» **YOUR INSTRUCTIONS**
Write out the lines between the one holding "tab-label: (45) WhatsApp [129,9,166,15]" and the one holding "nav-logout[interactable]: LOGOUT [288,50,319,57]", inclusive, keeping every character as it appears in the records.

[Lines of data]

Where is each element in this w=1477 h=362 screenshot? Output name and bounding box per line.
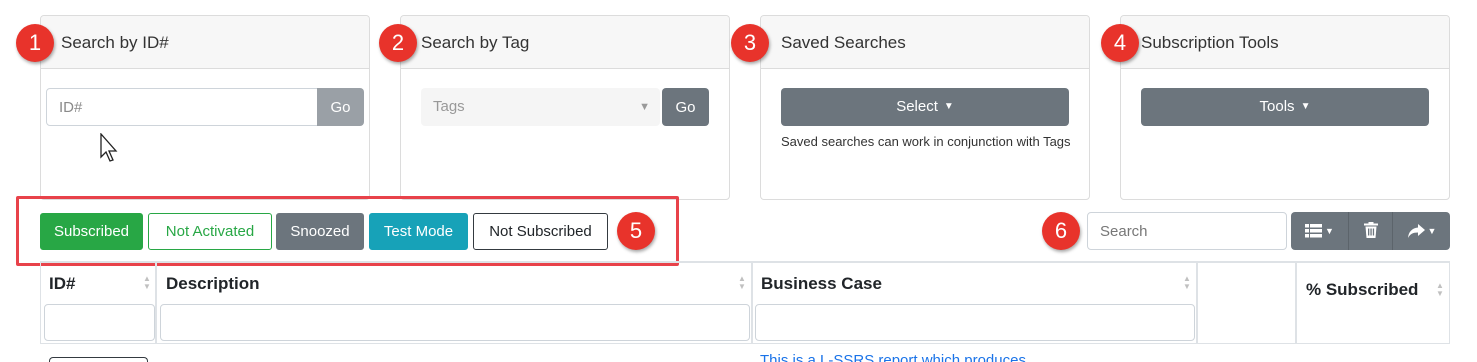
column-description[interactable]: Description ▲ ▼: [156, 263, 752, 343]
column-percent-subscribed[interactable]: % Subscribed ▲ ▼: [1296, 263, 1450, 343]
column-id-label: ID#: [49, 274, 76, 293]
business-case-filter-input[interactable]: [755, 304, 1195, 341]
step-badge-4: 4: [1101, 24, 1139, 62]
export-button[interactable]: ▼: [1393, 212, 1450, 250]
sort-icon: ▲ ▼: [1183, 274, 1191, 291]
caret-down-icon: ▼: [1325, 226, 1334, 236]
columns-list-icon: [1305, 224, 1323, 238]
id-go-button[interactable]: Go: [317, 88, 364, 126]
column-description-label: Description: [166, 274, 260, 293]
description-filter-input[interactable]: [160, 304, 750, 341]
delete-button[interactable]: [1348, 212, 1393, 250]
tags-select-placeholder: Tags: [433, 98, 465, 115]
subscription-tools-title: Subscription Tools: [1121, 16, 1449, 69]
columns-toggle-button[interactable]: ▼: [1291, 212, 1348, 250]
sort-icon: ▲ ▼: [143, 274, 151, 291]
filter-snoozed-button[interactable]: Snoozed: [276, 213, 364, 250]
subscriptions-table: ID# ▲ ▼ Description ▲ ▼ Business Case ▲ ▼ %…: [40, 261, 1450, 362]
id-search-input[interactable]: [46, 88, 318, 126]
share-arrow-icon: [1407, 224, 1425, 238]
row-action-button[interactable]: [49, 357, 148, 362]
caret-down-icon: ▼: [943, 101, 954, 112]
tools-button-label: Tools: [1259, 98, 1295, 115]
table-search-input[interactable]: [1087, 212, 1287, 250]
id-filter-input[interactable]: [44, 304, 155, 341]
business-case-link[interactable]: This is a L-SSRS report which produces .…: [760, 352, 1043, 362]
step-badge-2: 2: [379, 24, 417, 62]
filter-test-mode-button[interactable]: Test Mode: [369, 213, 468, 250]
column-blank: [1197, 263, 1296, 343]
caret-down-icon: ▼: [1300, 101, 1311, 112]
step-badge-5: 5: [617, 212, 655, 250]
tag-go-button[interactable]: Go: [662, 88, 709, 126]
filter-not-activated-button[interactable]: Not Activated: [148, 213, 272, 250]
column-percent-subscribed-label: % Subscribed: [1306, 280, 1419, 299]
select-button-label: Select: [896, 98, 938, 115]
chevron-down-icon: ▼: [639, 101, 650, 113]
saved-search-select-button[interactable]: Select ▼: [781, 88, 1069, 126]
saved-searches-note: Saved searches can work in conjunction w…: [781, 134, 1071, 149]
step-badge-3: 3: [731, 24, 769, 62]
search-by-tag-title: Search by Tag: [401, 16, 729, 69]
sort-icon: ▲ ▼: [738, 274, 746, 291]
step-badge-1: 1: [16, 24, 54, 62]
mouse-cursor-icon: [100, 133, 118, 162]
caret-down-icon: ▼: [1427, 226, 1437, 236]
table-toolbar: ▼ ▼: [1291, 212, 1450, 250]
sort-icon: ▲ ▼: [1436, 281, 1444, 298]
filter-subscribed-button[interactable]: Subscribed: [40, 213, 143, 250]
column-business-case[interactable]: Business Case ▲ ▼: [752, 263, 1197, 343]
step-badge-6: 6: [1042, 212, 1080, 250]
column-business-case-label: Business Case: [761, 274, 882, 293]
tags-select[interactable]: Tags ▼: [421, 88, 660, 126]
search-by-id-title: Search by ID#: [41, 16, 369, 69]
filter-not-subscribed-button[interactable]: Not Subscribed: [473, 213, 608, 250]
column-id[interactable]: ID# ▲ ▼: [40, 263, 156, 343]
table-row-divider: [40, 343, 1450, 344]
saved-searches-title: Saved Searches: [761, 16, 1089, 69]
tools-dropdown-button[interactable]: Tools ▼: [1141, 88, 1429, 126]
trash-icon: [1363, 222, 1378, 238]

---

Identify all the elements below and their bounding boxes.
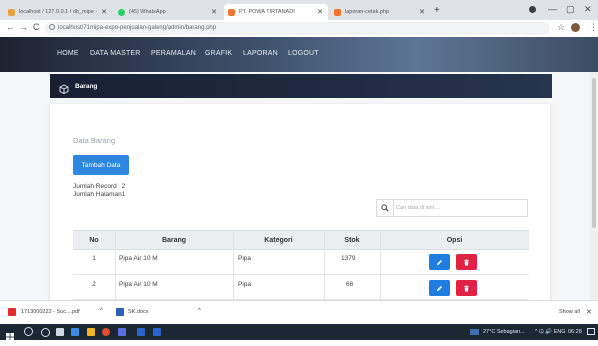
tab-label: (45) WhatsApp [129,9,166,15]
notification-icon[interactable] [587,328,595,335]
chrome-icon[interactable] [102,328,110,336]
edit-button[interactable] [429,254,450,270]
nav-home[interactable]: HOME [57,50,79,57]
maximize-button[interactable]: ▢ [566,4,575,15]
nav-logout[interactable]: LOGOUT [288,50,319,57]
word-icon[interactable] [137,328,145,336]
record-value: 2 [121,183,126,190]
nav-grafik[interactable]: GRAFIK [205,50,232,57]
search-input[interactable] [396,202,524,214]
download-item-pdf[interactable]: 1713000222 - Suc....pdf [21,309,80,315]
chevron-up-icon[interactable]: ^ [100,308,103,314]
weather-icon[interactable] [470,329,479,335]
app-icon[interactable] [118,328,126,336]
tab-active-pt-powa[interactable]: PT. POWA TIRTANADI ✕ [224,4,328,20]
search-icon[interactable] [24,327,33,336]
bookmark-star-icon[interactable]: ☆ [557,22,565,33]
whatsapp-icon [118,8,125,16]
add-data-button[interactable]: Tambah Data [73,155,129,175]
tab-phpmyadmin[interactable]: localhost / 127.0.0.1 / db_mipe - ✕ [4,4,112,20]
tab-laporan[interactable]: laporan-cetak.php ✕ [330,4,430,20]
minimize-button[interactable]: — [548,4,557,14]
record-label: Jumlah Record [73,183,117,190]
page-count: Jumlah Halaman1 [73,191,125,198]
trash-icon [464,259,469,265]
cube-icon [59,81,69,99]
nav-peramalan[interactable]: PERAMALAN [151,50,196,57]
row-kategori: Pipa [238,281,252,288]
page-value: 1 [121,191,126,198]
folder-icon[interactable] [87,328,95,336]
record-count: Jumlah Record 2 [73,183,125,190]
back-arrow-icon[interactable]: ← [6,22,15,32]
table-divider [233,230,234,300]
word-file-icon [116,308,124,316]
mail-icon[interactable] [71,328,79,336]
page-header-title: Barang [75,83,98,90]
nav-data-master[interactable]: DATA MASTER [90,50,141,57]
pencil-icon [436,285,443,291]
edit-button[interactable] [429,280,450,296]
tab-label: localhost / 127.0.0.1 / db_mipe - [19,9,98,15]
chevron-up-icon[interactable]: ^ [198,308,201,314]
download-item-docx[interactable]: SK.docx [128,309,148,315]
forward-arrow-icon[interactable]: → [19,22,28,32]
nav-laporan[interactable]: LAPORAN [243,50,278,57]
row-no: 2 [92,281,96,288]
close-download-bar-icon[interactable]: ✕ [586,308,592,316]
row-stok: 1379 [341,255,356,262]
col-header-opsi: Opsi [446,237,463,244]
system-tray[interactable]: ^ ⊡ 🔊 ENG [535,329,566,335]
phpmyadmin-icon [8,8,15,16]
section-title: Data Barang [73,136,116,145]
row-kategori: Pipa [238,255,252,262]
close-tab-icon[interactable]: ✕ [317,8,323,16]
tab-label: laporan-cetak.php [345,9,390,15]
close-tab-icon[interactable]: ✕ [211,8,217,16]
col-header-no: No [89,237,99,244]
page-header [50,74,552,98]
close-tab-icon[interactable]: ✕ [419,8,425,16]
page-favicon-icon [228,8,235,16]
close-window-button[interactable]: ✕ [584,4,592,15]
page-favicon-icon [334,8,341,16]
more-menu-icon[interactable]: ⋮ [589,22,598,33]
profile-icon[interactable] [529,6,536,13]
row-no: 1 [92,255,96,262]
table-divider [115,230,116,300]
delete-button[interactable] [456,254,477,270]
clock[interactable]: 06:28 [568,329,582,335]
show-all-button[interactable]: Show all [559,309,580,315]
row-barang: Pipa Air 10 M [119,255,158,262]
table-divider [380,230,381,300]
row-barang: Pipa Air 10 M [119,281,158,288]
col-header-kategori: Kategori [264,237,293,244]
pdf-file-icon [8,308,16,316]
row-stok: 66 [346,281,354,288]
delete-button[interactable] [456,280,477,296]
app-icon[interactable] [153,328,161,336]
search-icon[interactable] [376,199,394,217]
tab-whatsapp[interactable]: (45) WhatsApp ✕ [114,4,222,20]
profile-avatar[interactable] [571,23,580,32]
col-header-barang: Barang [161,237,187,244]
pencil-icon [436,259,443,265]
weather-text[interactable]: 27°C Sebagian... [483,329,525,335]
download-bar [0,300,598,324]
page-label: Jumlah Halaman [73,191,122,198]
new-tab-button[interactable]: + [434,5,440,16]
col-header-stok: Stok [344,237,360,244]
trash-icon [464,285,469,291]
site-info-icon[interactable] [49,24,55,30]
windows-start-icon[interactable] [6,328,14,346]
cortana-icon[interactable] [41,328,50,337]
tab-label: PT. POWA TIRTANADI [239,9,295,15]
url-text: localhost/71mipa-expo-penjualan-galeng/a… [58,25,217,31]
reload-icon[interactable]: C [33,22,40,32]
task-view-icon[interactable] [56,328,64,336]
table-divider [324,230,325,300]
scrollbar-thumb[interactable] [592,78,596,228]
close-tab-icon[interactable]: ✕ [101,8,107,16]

» **ANSWER**
tab-label: (45) WhatsApp [129,9,166,15]
notification-icon[interactable] [587,328,595,335]
chrome-icon[interactable] [102,328,110,336]
edit-button[interactable] [429,254,450,270]
nav-home[interactable]: HOME [57,50,79,57]
maximize-button[interactable]: ▢ [566,4,575,15]
nav-logout[interactable]: LOGOUT [288,50,319,57]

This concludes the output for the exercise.